Given exercise -> Go through the records and copy each line where the word "text" occurs.

[Begin Data supplied]

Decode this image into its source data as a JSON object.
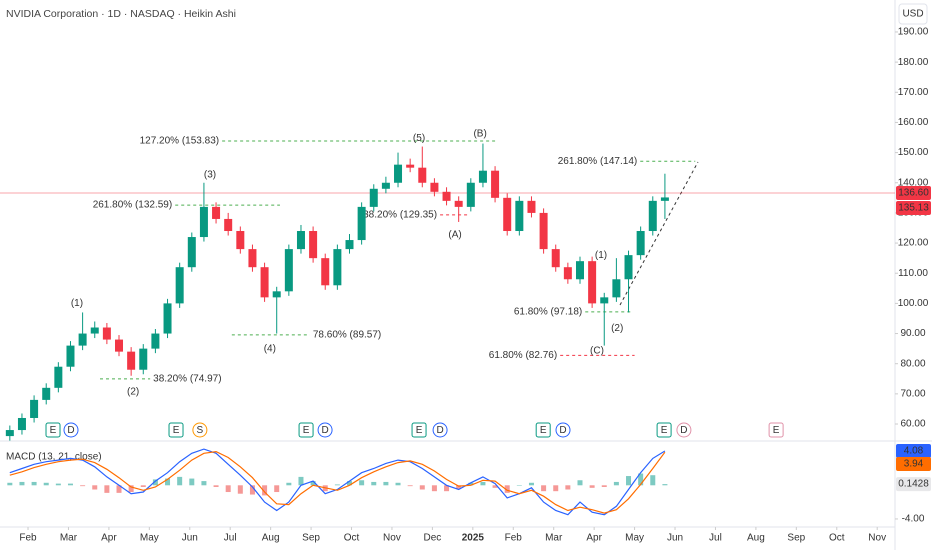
{
  "chart_data": {
    "type": "candlestick",
    "title": "NVIDIA Corporation · 1D · NASDAQ · Heikin Ashi",
    "currency": "USD",
    "up_color": "#089981",
    "down_color": "#f23645",
    "x": [
      0.55,
      0.85,
      1.15,
      1.45,
      1.75,
      2.05,
      2.35,
      2.65,
      2.95,
      3.25,
      3.55,
      3.85,
      4.15,
      4.45,
      4.75,
      5.05,
      5.35,
      5.65,
      5.95,
      6.25,
      6.55,
      6.85,
      7.15,
      7.45,
      7.75,
      8.05,
      8.35,
      8.65,
      8.95,
      9.25,
      9.55,
      9.85,
      10.15,
      10.45,
      10.75,
      11.05,
      11.35,
      11.65,
      11.95,
      12.25,
      12.55,
      12.85,
      13.15,
      13.45,
      13.75,
      14.05,
      14.35,
      14.65,
      14.95,
      15.25,
      15.55,
      15.85,
      16.15,
      16.45,
      16.75
    ],
    "open": [
      56,
      58,
      62,
      68,
      72,
      79,
      86,
      90,
      92,
      88,
      84,
      78,
      85,
      90,
      100,
      112,
      122,
      132,
      128,
      124,
      118,
      112,
      102,
      104,
      118,
      124,
      115,
      106,
      118,
      121,
      132,
      138,
      140,
      146,
      145,
      140,
      137,
      134,
      132,
      140,
      144,
      135,
      124,
      134,
      130,
      118,
      112,
      108,
      114,
      100,
      102,
      108,
      116,
      124,
      134
    ],
    "high": [
      59.5,
      63.5,
      69.5,
      73.5,
      80.5,
      87.5,
      97,
      94,
      93.5,
      89.5,
      85.5,
      86.5,
      91.5,
      101.5,
      113.5,
      123.5,
      140,
      133.5,
      130,
      125.5,
      119.5,
      113.5,
      105.5,
      119.5,
      126,
      125.5,
      116.5,
      119.5,
      123,
      133.5,
      139.5,
      142,
      150,
      148,
      152,
      141.5,
      138.5,
      135.5,
      141.5,
      153,
      145.5,
      136.5,
      135.5,
      135.5,
      131.5,
      119.5,
      113.5,
      115.5,
      115.5,
      103.5,
      115,
      117.5,
      125.5,
      135.5,
      143
    ],
    "low": [
      54.5,
      56.5,
      60.5,
      66.5,
      70.5,
      77.5,
      84.5,
      88.5,
      86.5,
      82.5,
      76,
      76.5,
      83.5,
      88.5,
      98.5,
      110.5,
      120.5,
      126.5,
      122.5,
      116.5,
      110.5,
      100.5,
      90,
      102.5,
      116.5,
      113.5,
      104.5,
      104.5,
      116.5,
      119.5,
      130.5,
      136.5,
      138.5,
      143.5,
      138.5,
      135.5,
      132.5,
      127,
      130.5,
      138.5,
      133.5,
      122.5,
      122.5,
      128.5,
      116.5,
      110.5,
      106.5,
      106.5,
      98.5,
      86,
      100.5,
      97,
      114.5,
      122.5,
      128
    ],
    "close": [
      58,
      62,
      68,
      72,
      79,
      86,
      90,
      92,
      88,
      84,
      78,
      85,
      90,
      100,
      112,
      122,
      132,
      128,
      124,
      118,
      112,
      102,
      104,
      118,
      124,
      115,
      106,
      118,
      121,
      132,
      138,
      140,
      146,
      145,
      140,
      137,
      134,
      132,
      140,
      144,
      135,
      124,
      134,
      130,
      118,
      112,
      108,
      114,
      100,
      102,
      108,
      116,
      124,
      134,
      135.13
    ],
    "xlim": [
      0.307,
      22.44
    ],
    "ylim": [
      54.7,
      200.6
    ],
    "xticks": [
      {
        "value": 1,
        "label": "Feb"
      },
      {
        "value": 2,
        "label": "Mar"
      },
      {
        "value": 3,
        "label": "Apr"
      },
      {
        "value": 4,
        "label": "May"
      },
      {
        "value": 5,
        "label": "Jun"
      },
      {
        "value": 6,
        "label": "Jul"
      },
      {
        "value": 7,
        "label": "Aug"
      },
      {
        "value": 8,
        "label": "Sep"
      },
      {
        "value": 9,
        "label": "Oct"
      },
      {
        "value": 10,
        "label": "Nov"
      },
      {
        "value": 11,
        "label": "Dec"
      },
      {
        "value": 12,
        "label": "2025"
      },
      {
        "value": 13,
        "label": "Feb"
      },
      {
        "value": 14,
        "label": "Mar"
      },
      {
        "value": 15,
        "label": "Apr"
      },
      {
        "value": 16,
        "label": "May"
      },
      {
        "value": 17,
        "label": "Jun"
      },
      {
        "value": 18,
        "label": "Jul"
      },
      {
        "value": 19,
        "label": "Aug"
      },
      {
        "value": 20,
        "label": "Sep"
      },
      {
        "value": 21,
        "label": "Oct"
      },
      {
        "value": 22,
        "label": "Nov"
      }
    ],
    "yticks": [
      {
        "value": 60,
        "label": "60.00"
      },
      {
        "value": 70,
        "label": "70.00"
      },
      {
        "value": 80,
        "label": "80.00"
      },
      {
        "value": 90,
        "label": "90.00"
      },
      {
        "value": 100,
        "label": "100.00"
      },
      {
        "value": 110,
        "label": "110.00"
      },
      {
        "value": 120,
        "label": "120.00"
      },
      {
        "value": 130,
        "label": "130.00"
      },
      {
        "value": 140,
        "label": "140.00"
      },
      {
        "value": 150,
        "label": "150.00"
      },
      {
        "value": 160,
        "label": "160.00"
      },
      {
        "value": 170,
        "label": "170.00"
      },
      {
        "value": 180,
        "label": "180.00"
      },
      {
        "value": 190,
        "label": "190.00"
      }
    ],
    "price_line": {
      "value": 136.6,
      "label": "136.60",
      "color": "#f23645"
    },
    "fib_levels": [
      {
        "label": "261.80% (132.59)",
        "value": 132.59,
        "x": [
          4.64,
          7.23
        ],
        "color": "#4caf50",
        "label_side": "left"
      },
      {
        "label": "38.20% (74.97)",
        "value": 74.97,
        "x": [
          2.78,
          4.02
        ],
        "color": "#4caf50",
        "label_side": "right"
      },
      {
        "label": "78.60% (89.57)",
        "value": 89.57,
        "x": [
          6.04,
          7.97
        ],
        "color": "#4caf50",
        "label_side": "right"
      },
      {
        "label": "127.20% (153.83)",
        "value": 153.83,
        "x": [
          5.8,
          12.55
        ],
        "color": "#4caf50",
        "label_side": "left"
      },
      {
        "label": "38.20% (129.35)",
        "value": 129.35,
        "x": [
          11.19,
          11.93
        ],
        "color": "#f23645",
        "label_side": "left"
      },
      {
        "label": "261.80% (147.14)",
        "value": 147.14,
        "x": [
          16.14,
          17.5
        ],
        "color": "#4caf50",
        "label_side": "left"
      },
      {
        "label": "61.80% (97.18)",
        "value": 97.18,
        "x": [
          14.78,
          15.94
        ],
        "color": "#4caf50",
        "label_side": "left"
      },
      {
        "label": "61.80% (82.76)",
        "value": 82.76,
        "x": [
          14.16,
          16.0
        ],
        "color": "#f23645",
        "label_side": "left"
      }
    ],
    "wave_labels": [
      {
        "text": "(1)",
        "x": 2.21,
        "y": 100,
        "color": "#4caf50"
      },
      {
        "text": "(2)",
        "x": 3.6,
        "y": 70.6,
        "color": "#4caf50"
      },
      {
        "text": "(3)",
        "x": 5.5,
        "y": 142.6,
        "color": "#4caf50"
      },
      {
        "text": "(4)",
        "x": 6.98,
        "y": 84.9,
        "color": "#4caf50"
      },
      {
        "text": "(5)",
        "x": 10.67,
        "y": 154.8,
        "color": "#4caf50"
      },
      {
        "text": "(A)",
        "x": 11.56,
        "y": 122.7,
        "color": "#f23645"
      },
      {
        "text": "(B)",
        "x": 12.18,
        "y": 156.2,
        "color": "#f23645"
      },
      {
        "text": "(C)",
        "x": 15.07,
        "y": 84.2,
        "color": "#f23645"
      },
      {
        "text": "(1)",
        "x": 15.17,
        "y": 116,
        "color": "#4caf50"
      },
      {
        "text": "(2)",
        "x": 15.57,
        "y": 91.8,
        "color": "#4caf50"
      }
    ],
    "events": [
      {
        "label": "E",
        "x": 1.618
      },
      {
        "label": "D",
        "x": 2.063
      },
      {
        "label": "E",
        "x": 4.66
      },
      {
        "label": "S",
        "x": 5.25
      },
      {
        "label": "E",
        "x": 7.876
      },
      {
        "label": "D",
        "x": 8.346
      },
      {
        "label": "E",
        "x": 10.67
      },
      {
        "label": "D",
        "x": 11.19
      },
      {
        "label": "E",
        "x": 13.74
      },
      {
        "label": "D",
        "x": 14.23
      },
      {
        "label": "E",
        "x": 16.73
      },
      {
        "label": "D",
        "x": 17.22
      },
      {
        "label": "E",
        "x": 19.5
      }
    ],
    "macd": {
      "title": "MACD (13, 21, close)",
      "ylim": [
        -5.67,
        4.79
      ],
      "yticks": [
        {
          "value": -4,
          "label": "-4.00"
        }
      ],
      "macd_line": {
        "color": "#2962ff",
        "values": [
          1.5,
          2,
          2.5,
          2.8,
          3,
          3.2,
          3,
          2.2,
          1,
          0,
          -1,
          -0.8,
          0.5,
          1.5,
          2.8,
          3.8,
          4.3,
          3.8,
          2.5,
          1.2,
          -0.2,
          -2,
          -3,
          -2,
          0,
          0.5,
          -1,
          -0.5,
          0.5,
          1.5,
          2,
          2.6,
          3,
          2.8,
          2,
          1,
          0,
          -0.5,
          0.3,
          1,
          0.2,
          -1.5,
          -1,
          -0.3,
          -2,
          -3,
          -3.5,
          -2,
          -3.2,
          -3.5,
          -2.5,
          -0.5,
          1.5,
          3.2,
          4.08
        ]
      },
      "signal_line": {
        "color": "#ff6d00",
        "values": [
          1.2,
          1.6,
          2.1,
          2.5,
          2.8,
          3,
          3.1,
          2.7,
          1.9,
          0.9,
          -0.2,
          -0.6,
          -0.2,
          0.7,
          1.8,
          3,
          3.8,
          4,
          3.3,
          2.2,
          0.9,
          -0.8,
          -2.2,
          -2.3,
          -1,
          0,
          -0.3,
          -0.6,
          0,
          0.9,
          1.6,
          2.2,
          2.7,
          2.9,
          2.5,
          1.7,
          0.7,
          -0.1,
          0,
          0.6,
          0.5,
          -0.6,
          -1,
          -0.6,
          -1.3,
          -2.3,
          -3,
          -2.6,
          -2.9,
          -3.3,
          -2.9,
          -1.6,
          0.1,
          2,
          3.94
        ]
      },
      "histogram": {
        "up_color": "#26a69a",
        "down_color": "#ef5350",
        "values": [
          0.3,
          0.4,
          0.4,
          0.3,
          0.2,
          0.2,
          -0.1,
          -0.5,
          -0.9,
          -0.9,
          -0.8,
          -0.2,
          0.7,
          0.8,
          1,
          0.8,
          0.5,
          -0.2,
          -0.8,
          -1,
          -1.1,
          -1.2,
          -0.8,
          0.3,
          1,
          0.5,
          -0.7,
          0.1,
          0.5,
          0.6,
          0.4,
          0.4,
          0.3,
          -0.1,
          -0.5,
          -0.7,
          -0.7,
          -0.4,
          0.3,
          0.4,
          -0.3,
          -0.9,
          0,
          0.3,
          -0.7,
          -0.7,
          -0.5,
          0.6,
          -0.3,
          -0.2,
          0.4,
          1.1,
          1.4,
          1.2,
          0.1428
        ]
      }
    }
  }
}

[End Data supplied]

In response ->
        "text": "(1)",
        "text": "(2)",
        "text": "(3)",
        "text": "(4)",
        "text": "(5)",
        "text": "(A)",
        "text": "(B)",
        "text": "(C)",
        "text": "(1)",
        "text": "(2)",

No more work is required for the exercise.